• _Input_:
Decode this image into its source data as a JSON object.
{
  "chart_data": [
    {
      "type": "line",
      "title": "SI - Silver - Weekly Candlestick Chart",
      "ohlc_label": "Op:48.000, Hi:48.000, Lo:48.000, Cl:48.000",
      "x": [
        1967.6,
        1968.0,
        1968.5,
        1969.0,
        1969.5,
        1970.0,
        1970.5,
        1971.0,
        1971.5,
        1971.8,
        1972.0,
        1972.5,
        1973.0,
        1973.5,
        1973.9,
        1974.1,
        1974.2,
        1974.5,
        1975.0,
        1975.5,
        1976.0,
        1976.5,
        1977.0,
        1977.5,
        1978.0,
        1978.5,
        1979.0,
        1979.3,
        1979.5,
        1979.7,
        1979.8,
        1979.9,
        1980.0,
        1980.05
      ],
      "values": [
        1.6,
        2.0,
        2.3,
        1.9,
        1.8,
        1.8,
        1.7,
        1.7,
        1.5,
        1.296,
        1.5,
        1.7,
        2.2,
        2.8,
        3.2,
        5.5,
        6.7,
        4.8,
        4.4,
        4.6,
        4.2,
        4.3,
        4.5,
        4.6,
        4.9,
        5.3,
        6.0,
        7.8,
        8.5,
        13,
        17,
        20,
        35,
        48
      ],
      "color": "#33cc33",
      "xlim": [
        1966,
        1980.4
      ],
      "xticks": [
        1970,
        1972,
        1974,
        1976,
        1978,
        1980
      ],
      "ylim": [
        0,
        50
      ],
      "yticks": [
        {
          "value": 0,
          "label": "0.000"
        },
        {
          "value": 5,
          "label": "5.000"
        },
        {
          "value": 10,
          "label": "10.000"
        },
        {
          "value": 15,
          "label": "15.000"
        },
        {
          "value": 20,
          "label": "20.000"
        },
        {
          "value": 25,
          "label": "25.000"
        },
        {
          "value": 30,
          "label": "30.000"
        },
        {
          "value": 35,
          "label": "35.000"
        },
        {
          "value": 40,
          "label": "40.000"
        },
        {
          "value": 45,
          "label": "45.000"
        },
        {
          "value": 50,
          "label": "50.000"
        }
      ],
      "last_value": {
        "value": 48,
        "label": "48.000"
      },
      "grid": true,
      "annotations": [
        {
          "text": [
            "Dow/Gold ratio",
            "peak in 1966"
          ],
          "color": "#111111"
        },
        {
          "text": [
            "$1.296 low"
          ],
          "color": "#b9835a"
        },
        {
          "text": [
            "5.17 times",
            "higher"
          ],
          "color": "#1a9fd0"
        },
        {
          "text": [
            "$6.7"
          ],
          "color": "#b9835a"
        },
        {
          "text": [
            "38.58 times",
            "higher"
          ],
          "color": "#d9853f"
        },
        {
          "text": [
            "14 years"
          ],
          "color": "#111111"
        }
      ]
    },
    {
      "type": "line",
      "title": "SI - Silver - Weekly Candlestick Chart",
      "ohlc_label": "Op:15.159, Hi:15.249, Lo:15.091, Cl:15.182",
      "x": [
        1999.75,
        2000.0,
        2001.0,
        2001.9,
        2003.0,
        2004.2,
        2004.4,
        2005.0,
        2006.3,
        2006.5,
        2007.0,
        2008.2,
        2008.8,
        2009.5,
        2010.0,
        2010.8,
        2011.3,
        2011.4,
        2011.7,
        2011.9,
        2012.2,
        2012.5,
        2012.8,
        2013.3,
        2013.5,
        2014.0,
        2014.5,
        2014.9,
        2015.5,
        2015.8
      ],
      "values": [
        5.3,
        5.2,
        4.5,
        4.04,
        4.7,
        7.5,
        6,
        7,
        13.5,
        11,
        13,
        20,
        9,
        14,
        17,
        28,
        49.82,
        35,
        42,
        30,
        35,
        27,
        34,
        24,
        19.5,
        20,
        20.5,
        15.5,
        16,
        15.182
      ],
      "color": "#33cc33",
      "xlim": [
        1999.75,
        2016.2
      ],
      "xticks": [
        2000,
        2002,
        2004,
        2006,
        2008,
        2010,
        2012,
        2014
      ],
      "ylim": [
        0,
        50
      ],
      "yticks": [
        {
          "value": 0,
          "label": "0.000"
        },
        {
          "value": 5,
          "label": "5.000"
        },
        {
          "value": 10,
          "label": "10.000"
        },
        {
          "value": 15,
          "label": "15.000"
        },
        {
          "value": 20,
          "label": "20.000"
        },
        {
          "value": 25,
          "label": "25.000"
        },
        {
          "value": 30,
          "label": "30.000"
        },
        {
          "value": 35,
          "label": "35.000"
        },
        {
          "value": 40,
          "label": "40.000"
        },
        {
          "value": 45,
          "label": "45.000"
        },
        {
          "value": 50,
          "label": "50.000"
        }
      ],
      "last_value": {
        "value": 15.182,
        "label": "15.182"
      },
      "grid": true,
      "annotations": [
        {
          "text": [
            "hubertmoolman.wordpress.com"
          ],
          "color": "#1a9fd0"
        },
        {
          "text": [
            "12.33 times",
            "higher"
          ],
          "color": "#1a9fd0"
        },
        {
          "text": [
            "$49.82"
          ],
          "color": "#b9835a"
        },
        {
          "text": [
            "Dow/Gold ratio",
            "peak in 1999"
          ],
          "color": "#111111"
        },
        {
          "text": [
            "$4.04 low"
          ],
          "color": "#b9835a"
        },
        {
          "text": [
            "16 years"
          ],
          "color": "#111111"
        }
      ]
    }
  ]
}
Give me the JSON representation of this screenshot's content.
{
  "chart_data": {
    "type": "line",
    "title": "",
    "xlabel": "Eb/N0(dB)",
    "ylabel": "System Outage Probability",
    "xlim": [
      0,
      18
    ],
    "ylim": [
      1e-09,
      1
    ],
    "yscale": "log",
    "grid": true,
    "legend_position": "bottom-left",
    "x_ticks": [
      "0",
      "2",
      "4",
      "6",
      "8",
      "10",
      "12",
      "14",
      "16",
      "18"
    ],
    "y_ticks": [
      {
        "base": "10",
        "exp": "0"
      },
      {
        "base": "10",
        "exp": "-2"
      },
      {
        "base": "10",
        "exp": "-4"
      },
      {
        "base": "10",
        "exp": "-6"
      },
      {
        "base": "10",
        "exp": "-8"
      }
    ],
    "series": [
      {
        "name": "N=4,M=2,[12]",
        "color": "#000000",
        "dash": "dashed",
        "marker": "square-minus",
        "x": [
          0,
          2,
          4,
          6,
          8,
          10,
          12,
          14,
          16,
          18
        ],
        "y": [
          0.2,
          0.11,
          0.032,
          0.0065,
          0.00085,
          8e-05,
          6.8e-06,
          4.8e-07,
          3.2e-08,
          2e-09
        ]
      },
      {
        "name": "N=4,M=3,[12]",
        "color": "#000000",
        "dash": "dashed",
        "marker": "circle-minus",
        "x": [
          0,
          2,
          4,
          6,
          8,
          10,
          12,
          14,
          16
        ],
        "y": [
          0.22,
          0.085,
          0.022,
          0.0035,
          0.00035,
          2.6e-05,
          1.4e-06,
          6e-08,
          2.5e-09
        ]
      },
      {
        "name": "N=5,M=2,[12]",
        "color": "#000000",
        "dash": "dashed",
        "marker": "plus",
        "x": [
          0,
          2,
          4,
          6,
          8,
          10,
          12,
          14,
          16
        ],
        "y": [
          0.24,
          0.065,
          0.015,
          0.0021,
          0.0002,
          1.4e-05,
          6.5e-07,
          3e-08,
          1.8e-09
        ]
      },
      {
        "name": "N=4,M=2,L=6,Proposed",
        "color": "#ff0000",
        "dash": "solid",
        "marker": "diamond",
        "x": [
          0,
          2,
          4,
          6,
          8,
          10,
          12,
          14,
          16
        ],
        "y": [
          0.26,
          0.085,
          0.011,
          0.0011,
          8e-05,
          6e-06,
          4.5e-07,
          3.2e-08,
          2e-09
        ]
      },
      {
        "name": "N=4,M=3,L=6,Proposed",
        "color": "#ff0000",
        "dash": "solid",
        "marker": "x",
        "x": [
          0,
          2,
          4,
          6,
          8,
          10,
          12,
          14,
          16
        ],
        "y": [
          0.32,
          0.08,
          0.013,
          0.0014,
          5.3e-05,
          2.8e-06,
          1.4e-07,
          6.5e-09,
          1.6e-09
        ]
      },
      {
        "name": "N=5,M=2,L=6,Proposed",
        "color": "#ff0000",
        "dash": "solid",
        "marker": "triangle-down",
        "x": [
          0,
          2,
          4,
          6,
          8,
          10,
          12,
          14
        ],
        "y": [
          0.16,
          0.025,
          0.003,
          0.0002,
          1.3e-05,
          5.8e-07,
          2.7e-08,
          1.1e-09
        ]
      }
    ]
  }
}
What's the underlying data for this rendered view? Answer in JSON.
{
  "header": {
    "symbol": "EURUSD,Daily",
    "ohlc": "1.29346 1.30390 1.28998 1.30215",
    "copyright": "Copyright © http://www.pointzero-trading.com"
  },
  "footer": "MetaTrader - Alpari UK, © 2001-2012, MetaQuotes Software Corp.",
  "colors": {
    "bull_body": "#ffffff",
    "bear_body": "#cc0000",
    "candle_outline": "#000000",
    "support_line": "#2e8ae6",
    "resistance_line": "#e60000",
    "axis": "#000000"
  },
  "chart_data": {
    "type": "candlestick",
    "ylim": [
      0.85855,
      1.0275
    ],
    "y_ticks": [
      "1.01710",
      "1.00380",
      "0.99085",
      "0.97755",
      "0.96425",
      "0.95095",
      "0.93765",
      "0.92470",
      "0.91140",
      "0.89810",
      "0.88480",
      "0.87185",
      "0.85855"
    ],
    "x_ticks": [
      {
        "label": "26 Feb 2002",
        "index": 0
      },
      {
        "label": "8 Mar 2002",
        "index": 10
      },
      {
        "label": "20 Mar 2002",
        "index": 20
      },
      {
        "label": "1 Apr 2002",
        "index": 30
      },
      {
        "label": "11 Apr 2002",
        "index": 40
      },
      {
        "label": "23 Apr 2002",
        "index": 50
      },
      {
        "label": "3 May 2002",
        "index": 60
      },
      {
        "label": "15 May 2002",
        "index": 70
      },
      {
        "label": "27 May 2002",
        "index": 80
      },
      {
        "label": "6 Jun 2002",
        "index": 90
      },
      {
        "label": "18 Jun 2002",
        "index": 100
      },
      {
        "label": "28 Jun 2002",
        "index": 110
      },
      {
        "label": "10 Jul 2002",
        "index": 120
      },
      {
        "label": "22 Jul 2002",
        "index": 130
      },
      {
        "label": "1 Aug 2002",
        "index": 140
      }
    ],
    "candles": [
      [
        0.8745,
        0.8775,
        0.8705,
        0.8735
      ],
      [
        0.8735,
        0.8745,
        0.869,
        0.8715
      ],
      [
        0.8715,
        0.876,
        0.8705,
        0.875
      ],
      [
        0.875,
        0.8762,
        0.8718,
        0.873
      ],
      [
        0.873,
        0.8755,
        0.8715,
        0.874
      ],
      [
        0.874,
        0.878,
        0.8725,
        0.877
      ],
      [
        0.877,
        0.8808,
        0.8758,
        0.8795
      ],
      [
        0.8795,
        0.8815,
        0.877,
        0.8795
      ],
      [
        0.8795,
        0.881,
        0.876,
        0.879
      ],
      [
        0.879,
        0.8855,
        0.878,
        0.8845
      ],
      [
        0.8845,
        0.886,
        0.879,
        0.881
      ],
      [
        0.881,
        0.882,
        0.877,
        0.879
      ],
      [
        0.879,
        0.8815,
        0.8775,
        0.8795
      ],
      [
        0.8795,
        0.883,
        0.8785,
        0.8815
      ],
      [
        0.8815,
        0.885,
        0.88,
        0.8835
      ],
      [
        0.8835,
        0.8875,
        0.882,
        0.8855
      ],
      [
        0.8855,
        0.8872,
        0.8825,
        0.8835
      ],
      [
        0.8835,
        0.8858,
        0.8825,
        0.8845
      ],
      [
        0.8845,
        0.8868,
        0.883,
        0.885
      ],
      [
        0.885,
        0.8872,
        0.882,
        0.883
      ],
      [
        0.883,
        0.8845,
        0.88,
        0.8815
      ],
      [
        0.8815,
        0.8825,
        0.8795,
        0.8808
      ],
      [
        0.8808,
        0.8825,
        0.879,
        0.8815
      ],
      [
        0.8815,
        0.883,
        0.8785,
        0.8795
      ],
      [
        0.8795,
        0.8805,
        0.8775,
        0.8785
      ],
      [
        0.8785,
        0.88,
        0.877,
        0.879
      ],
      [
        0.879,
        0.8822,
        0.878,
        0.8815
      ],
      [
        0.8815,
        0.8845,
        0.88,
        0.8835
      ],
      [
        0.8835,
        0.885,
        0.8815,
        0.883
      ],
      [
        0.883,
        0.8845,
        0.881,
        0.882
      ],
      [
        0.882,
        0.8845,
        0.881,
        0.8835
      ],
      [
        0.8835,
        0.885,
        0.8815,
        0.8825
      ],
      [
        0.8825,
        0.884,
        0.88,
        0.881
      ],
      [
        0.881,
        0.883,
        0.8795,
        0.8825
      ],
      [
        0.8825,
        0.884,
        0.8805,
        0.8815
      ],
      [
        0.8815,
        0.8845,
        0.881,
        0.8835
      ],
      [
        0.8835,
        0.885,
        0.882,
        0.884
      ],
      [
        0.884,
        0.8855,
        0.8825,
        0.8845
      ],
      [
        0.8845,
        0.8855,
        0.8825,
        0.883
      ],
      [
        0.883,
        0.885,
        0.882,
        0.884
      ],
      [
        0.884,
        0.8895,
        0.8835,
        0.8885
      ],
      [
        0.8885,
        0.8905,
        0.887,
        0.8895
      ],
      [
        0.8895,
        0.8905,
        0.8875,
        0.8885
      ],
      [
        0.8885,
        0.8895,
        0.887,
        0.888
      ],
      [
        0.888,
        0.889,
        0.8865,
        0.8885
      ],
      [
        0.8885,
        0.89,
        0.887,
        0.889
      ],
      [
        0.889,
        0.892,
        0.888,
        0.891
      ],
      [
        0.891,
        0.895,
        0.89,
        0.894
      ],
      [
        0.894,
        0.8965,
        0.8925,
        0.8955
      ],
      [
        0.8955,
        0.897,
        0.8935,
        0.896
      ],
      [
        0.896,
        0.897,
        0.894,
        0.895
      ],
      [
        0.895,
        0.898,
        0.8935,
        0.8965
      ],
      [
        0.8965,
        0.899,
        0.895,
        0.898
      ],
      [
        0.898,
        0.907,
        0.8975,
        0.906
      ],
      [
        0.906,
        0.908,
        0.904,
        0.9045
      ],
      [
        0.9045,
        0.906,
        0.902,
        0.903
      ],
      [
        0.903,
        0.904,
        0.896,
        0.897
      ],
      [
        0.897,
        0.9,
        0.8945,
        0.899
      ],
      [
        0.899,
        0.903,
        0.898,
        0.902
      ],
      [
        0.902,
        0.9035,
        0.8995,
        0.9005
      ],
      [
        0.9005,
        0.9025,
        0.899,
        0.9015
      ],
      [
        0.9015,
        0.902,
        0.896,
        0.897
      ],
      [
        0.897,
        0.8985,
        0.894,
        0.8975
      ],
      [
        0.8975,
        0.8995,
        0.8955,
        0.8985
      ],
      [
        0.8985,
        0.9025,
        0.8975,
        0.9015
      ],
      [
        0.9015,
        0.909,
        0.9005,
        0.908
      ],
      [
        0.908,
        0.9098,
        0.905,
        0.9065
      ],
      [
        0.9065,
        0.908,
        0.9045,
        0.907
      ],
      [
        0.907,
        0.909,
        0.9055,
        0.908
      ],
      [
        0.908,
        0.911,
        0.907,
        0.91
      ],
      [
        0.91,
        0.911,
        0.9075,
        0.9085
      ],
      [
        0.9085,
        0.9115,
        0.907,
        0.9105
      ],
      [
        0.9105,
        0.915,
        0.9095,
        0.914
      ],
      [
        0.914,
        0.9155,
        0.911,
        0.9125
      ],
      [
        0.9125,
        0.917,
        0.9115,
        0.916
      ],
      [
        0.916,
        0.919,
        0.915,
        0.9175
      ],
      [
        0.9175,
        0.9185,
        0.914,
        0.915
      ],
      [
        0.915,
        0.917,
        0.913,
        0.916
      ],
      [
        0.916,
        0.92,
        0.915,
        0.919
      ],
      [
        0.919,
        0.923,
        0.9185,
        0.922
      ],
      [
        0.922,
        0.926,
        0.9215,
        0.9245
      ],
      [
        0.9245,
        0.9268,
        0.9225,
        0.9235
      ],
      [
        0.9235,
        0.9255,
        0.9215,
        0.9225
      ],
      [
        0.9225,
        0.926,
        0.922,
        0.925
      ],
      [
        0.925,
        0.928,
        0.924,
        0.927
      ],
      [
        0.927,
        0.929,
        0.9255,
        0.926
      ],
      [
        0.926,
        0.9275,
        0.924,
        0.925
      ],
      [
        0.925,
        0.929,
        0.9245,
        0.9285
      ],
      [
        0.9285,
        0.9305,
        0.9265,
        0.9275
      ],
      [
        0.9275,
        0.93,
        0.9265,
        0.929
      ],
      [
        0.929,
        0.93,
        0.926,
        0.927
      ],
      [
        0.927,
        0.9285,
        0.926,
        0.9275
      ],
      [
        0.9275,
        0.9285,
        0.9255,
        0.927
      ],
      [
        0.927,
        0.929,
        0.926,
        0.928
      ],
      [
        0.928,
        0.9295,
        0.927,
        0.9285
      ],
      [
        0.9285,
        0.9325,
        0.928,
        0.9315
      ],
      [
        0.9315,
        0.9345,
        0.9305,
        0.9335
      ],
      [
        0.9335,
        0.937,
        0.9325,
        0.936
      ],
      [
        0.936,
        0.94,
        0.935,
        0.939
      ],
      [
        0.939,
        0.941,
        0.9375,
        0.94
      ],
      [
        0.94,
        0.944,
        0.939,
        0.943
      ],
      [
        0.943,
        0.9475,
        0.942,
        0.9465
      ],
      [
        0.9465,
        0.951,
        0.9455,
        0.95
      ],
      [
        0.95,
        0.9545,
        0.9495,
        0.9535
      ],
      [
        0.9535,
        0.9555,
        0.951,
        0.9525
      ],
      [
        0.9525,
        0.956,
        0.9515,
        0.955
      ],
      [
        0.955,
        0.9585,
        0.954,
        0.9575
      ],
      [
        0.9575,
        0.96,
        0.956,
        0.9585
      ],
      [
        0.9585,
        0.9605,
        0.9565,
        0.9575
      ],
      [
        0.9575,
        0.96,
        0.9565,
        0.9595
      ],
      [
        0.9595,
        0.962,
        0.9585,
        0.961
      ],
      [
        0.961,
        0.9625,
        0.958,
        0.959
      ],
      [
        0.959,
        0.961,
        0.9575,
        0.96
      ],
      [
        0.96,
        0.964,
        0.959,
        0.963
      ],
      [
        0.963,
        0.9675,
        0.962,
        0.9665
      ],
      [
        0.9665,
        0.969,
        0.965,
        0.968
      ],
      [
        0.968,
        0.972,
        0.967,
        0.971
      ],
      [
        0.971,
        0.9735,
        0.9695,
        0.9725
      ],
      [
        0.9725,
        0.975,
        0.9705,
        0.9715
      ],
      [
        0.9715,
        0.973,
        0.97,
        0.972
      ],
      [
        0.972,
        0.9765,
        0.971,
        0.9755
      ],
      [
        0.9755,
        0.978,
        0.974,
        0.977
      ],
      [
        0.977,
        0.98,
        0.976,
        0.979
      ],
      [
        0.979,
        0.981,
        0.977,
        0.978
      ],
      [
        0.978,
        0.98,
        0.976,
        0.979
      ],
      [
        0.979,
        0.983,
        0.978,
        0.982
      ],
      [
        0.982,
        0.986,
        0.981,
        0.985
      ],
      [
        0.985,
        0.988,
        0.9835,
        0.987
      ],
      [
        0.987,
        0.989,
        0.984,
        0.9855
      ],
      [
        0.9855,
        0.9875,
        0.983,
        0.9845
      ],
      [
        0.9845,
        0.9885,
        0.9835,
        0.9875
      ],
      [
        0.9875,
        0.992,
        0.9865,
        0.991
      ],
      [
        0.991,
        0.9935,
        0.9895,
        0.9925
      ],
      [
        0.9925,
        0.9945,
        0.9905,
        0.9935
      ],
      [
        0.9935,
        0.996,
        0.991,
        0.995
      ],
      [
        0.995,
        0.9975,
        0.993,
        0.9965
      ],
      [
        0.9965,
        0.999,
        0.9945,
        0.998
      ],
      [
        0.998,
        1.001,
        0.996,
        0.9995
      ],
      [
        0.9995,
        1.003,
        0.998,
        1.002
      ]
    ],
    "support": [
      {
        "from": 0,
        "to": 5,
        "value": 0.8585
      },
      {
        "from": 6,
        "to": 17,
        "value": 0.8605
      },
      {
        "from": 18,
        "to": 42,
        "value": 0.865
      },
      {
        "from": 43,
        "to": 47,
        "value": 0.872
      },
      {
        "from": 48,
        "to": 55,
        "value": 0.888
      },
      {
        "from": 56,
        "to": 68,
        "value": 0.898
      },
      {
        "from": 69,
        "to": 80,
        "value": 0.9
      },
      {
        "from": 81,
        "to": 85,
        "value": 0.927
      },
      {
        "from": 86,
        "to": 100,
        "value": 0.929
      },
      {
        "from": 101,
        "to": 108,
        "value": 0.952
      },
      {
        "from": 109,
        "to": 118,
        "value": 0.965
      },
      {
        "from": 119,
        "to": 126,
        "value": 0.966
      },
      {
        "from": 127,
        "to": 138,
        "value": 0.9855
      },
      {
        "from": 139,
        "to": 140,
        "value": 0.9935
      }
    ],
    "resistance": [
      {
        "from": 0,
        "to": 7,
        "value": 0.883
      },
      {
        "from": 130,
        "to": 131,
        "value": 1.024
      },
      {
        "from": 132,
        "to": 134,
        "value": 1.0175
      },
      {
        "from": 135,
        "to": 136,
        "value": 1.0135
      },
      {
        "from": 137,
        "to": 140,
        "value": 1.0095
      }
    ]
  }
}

• _Directions_:
Extract each line holding the string "this".

• _Worked answer_:
Decode this image into its source data as a JSON object.
Give me the JSON representation of this screenshot's content.
What's the underlying data for this rendered view? Answer in JSON.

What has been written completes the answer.